#### DIRECTION
Check each line of the listing, and copy it if it contains the word "this".

[Extracted data entries]

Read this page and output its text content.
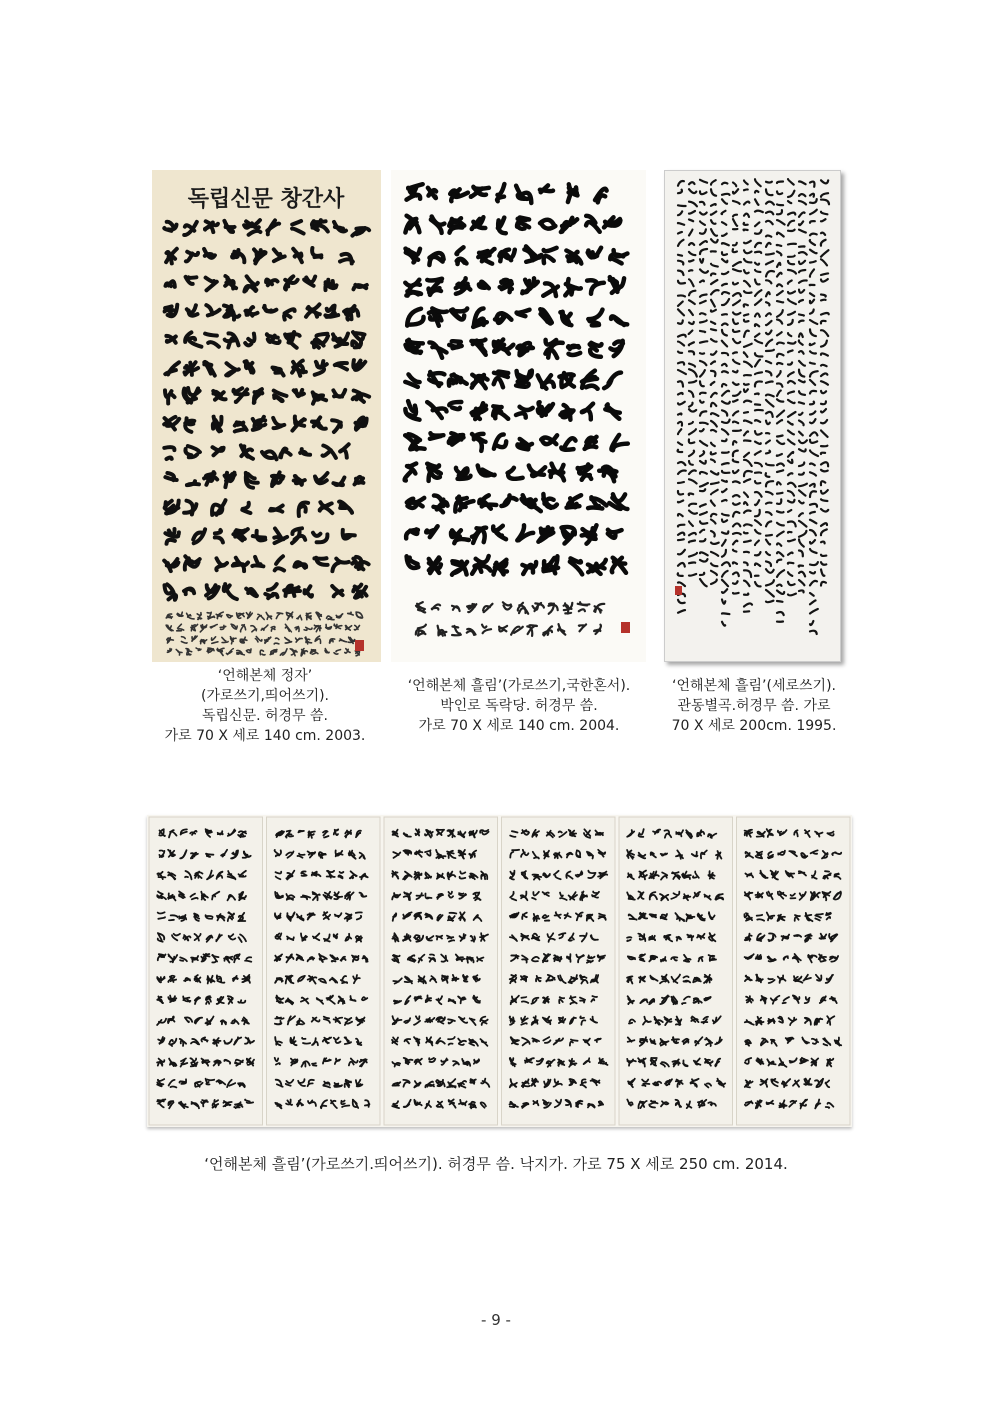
독립신문 창간사
‘언해본체 정자’
(가로쓰기,띄어쓰기).
독립신문. 허경무 씀.
가로 70 X 세로 140 cm. 2003.
‘언해본체 흘림’(가로쓰기,국한혼서).
박인로 독락당. 허경무 씀.
가로 70 X 세로 140 cm. 2004.
‘언해본체 흘림’(세로쓰기).
관동별곡.허경무 씀. 가로
70 X 세로 200cm. 1995.
‘언해본체 흘림’(가로쓰기.띄어쓰기). 허경무 씀. 낙지가. 가로 75 X 세로 250 cm. 2014.
- 9 -
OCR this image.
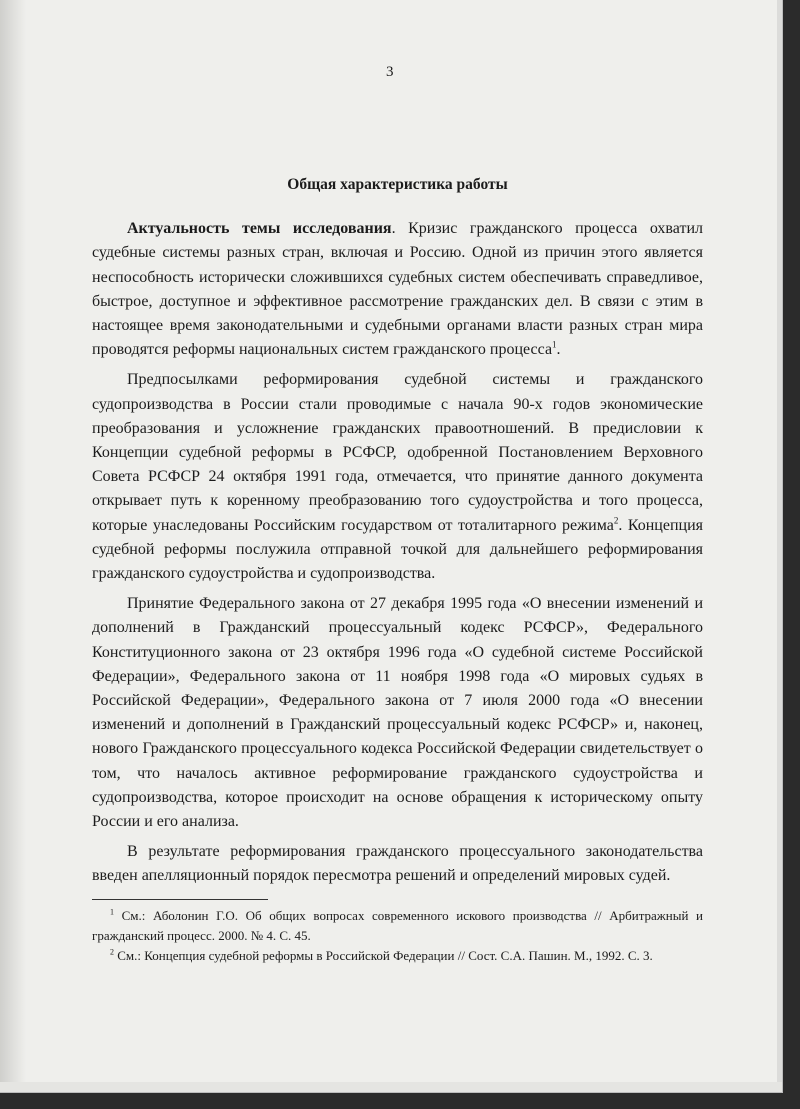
3

Общая характеристика работы

Актуальность темы исследования. Кризис гражданского процесса охватил судебные системы разных стран, включая и Россию. Одной из причин этого является неспособность исторически сложившихся судебных систем обеспечивать справедливое, быстрое, доступное и эффективное рассмотрение гражданских дел. В связи с этим в настоящее время законодательными и судебными органами власти разных стран мира проводятся реформы национальных систем гражданского процесса$^1$.

Предпосылками реформирования судебной системы и гражданского судопроизводства в России стали проводимые с начала 90-х годов экономические преобразования и усложнение гражданских правоотношений. В предисловии к Концепции судебной реформы в РСФСР, одобренной Постановлением Верховного Совета РСФСР 24 октября 1991 года, отмечается, что принятие данного документа открывает путь к коренному преобразованию того судоустройства и того процесса, которые унаследованы Российским государством от тоталитарного режима$^2$. Концепция судебной реформы послужила отправной точкой для дальнейшего реформирования гражданского судоустройства и судопроизводства.

Принятие Федерального закона от 27 декабря 1995 года «О внесении изменений и дополнений в Гражданский процессуальный кодекс РСФСР», Федерального Конституционного закона от 23 октября 1996 года «О судебной системе Российской Федерации», Федерального закона от 11 ноября 1998 года «О мировых судьях в Российской Федерации», Федерального закона от 7 июля 2000 года «О внесении изменений и дополнений в Гражданский процессуальный кодекс РСФСР» и, наконец, нового Гражданского процессуального кодекса Российской Федерации свидетельствует о том, что началось активное реформирование гражданского судоустройства и судопроизводства, которое происходит на основе обращения к историческому опыту России и его анализа.

В результате реформирования гражданского процессуального законодательства введен апелляционный порядок пересмотра решений и определений мировых судей.

$^1$ См.: Аболонин Г.О. Об общих вопросах современного искового производства // Арбитражный и гражданский процесс. 2000. № 4. С. 45.

$^2$ См.: Концепция судебной реформы в Российской Федерации // Сост. С.А. Пашин. М., 1992. С. 3.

#### OUTPUT OF THE TASK
Read this page and output its text content.
OCR this image.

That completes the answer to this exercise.